**RECORD SET**:
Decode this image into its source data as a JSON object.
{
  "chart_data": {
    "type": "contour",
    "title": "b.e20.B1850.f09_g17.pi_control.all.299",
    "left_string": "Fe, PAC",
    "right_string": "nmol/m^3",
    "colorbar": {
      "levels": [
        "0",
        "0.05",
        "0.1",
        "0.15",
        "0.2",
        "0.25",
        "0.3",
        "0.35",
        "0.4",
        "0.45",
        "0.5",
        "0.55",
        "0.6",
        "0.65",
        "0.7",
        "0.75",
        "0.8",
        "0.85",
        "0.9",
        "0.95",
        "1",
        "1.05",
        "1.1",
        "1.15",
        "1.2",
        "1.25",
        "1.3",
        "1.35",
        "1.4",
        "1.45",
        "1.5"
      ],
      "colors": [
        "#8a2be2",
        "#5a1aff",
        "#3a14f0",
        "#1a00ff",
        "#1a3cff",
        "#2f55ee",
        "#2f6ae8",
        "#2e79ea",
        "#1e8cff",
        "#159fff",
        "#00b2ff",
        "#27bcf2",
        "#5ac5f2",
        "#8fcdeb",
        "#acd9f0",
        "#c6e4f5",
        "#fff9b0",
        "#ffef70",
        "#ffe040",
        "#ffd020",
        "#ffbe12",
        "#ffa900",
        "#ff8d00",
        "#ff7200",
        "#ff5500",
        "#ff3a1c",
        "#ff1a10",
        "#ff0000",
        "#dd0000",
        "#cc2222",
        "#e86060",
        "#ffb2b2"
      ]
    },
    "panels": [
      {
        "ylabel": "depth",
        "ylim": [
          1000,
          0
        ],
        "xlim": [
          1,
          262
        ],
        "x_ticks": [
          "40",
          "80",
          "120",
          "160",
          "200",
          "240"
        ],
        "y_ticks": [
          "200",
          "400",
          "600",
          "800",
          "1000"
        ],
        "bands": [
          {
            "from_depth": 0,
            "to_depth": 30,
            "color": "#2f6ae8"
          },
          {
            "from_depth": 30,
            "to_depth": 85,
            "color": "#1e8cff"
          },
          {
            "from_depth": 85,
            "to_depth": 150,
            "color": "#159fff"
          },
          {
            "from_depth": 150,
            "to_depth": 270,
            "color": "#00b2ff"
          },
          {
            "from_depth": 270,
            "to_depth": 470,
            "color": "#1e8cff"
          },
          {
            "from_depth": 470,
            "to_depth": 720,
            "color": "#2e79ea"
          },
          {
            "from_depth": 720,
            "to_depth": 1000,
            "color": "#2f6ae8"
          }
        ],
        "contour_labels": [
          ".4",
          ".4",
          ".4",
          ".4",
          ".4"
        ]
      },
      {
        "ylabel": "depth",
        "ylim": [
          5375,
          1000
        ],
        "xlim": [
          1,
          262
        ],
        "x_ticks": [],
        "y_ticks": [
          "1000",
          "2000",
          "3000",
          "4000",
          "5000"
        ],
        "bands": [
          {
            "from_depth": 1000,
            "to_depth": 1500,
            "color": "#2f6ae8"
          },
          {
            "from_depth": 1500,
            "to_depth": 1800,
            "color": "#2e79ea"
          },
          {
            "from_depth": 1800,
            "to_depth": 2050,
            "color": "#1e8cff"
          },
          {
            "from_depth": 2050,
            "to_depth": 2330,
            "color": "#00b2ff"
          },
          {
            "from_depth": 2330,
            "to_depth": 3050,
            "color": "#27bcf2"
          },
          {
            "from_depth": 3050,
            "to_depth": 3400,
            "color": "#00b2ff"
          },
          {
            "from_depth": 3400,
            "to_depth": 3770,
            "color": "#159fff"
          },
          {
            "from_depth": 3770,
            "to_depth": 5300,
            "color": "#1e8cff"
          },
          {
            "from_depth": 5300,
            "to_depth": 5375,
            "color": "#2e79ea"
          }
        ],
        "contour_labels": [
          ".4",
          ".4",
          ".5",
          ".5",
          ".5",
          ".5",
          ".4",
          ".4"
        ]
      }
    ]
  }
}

**WHAT YOU SHOULD DO**: Restate each of the entries above verbatim.

**COMPLETE OUTPUT**:
Decode this image into its source data as a JSON object.
{
  "chart_data": {
    "type": "contour",
    "title": "b.e20.B1850.f09_g17.pi_control.all.299",
    "left_string": "Fe, PAC",
    "right_string": "nmol/m^3",
    "colorbar": {
      "levels": [
        "0",
        "0.05",
        "0.1",
        "0.15",
        "0.2",
        "0.25",
        "0.3",
        "0.35",
        "0.4",
        "0.45",
        "0.5",
        "0.55",
        "0.6",
        "0.65",
        "0.7",
        "0.75",
        "0.8",
        "0.85",
        "0.9",
        "0.95",
        "1",
        "1.05",
        "1.1",
        "1.15",
        "1.2",
        "1.25",
        "1.3",
        "1.35",
        "1.4",
        "1.45",
        "1.5"
      ],
      "colors": [
        "#8a2be2",
        "#5a1aff",
        "#3a14f0",
        "#1a00ff",
        "#1a3cff",
        "#2f55ee",
        "#2f6ae8",
        "#2e79ea",
        "#1e8cff",
        "#159fff",
        "#00b2ff",
        "#27bcf2",
        "#5ac5f2",
        "#8fcdeb",
        "#acd9f0",
        "#c6e4f5",
        "#fff9b0",
        "#ffef70",
        "#ffe040",
        "#ffd020",
        "#ffbe12",
        "#ffa900",
        "#ff8d00",
        "#ff7200",
        "#ff5500",
        "#ff3a1c",
        "#ff1a10",
        "#ff0000",
        "#dd0000",
        "#cc2222",
        "#e86060",
        "#ffb2b2"
      ]
    },
    "panels": [
      {
        "ylabel": "depth",
        "ylim": [
          1000,
          0
        ],
        "xlim": [
          1,
          262
        ],
        "x_ticks": [
          "40",
          "80",
          "120",
          "160",
          "200",
          "240"
        ],
        "y_ticks": [
          "200",
          "400",
          "600",
          "800",
          "1000"
        ],
        "bands": [
          {
            "from_depth": 0,
            "to_depth": 30,
            "color": "#2f6ae8"
          },
          {
            "from_depth": 30,
            "to_depth": 85,
            "color": "#1e8cff"
          },
          {
            "from_depth": 85,
            "to_depth": 150,
            "color": "#159fff"
          },
          {
            "from_depth": 150,
            "to_depth": 270,
            "color": "#00b2ff"
          },
          {
            "from_depth": 270,
            "to_depth": 470,
            "color": "#1e8cff"
          },
          {
            "from_depth": 470,
            "to_depth": 720,
            "color": "#2e79ea"
          },
          {
            "from_depth": 720,
            "to_depth": 1000,
            "color": "#2f6ae8"
          }
        ],
        "contour_labels": [
          ".4",
          ".4",
          ".4",
          ".4",
          ".4"
        ]
      },
      {
        "ylabel": "depth",
        "ylim": [
          5375,
          1000
        ],
        "xlim": [
          1,
          262
        ],
        "x_ticks": [],
        "y_ticks": [
          "1000",
          "2000",
          "3000",
          "4000",
          "5000"
        ],
        "bands": [
          {
            "from_depth": 1000,
            "to_depth": 1500,
            "color": "#2f6ae8"
          },
          {
            "from_depth": 1500,
            "to_depth": 1800,
            "color": "#2e79ea"
          },
          {
            "from_depth": 1800,
            "to_depth": 2050,
            "color": "#1e8cff"
          },
          {
            "from_depth": 2050,
            "to_depth": 2330,
            "color": "#00b2ff"
          },
          {
            "from_depth": 2330,
            "to_depth": 3050,
            "color": "#27bcf2"
          },
          {
            "from_depth": 3050,
            "to_depth": 3400,
            "color": "#00b2ff"
          },
          {
            "from_depth": 3400,
            "to_depth": 3770,
            "color": "#159fff"
          },
          {
            "from_depth": 3770,
            "to_depth": 5300,
            "color": "#1e8cff"
          },
          {
            "from_depth": 5300,
            "to_depth": 5375,
            "color": "#2e79ea"
          }
        ],
        "contour_labels": [
          ".4",
          ".4",
          ".5",
          ".5",
          ".5",
          ".5",
          ".4",
          ".4"
        ]
      }
    ]
  }
}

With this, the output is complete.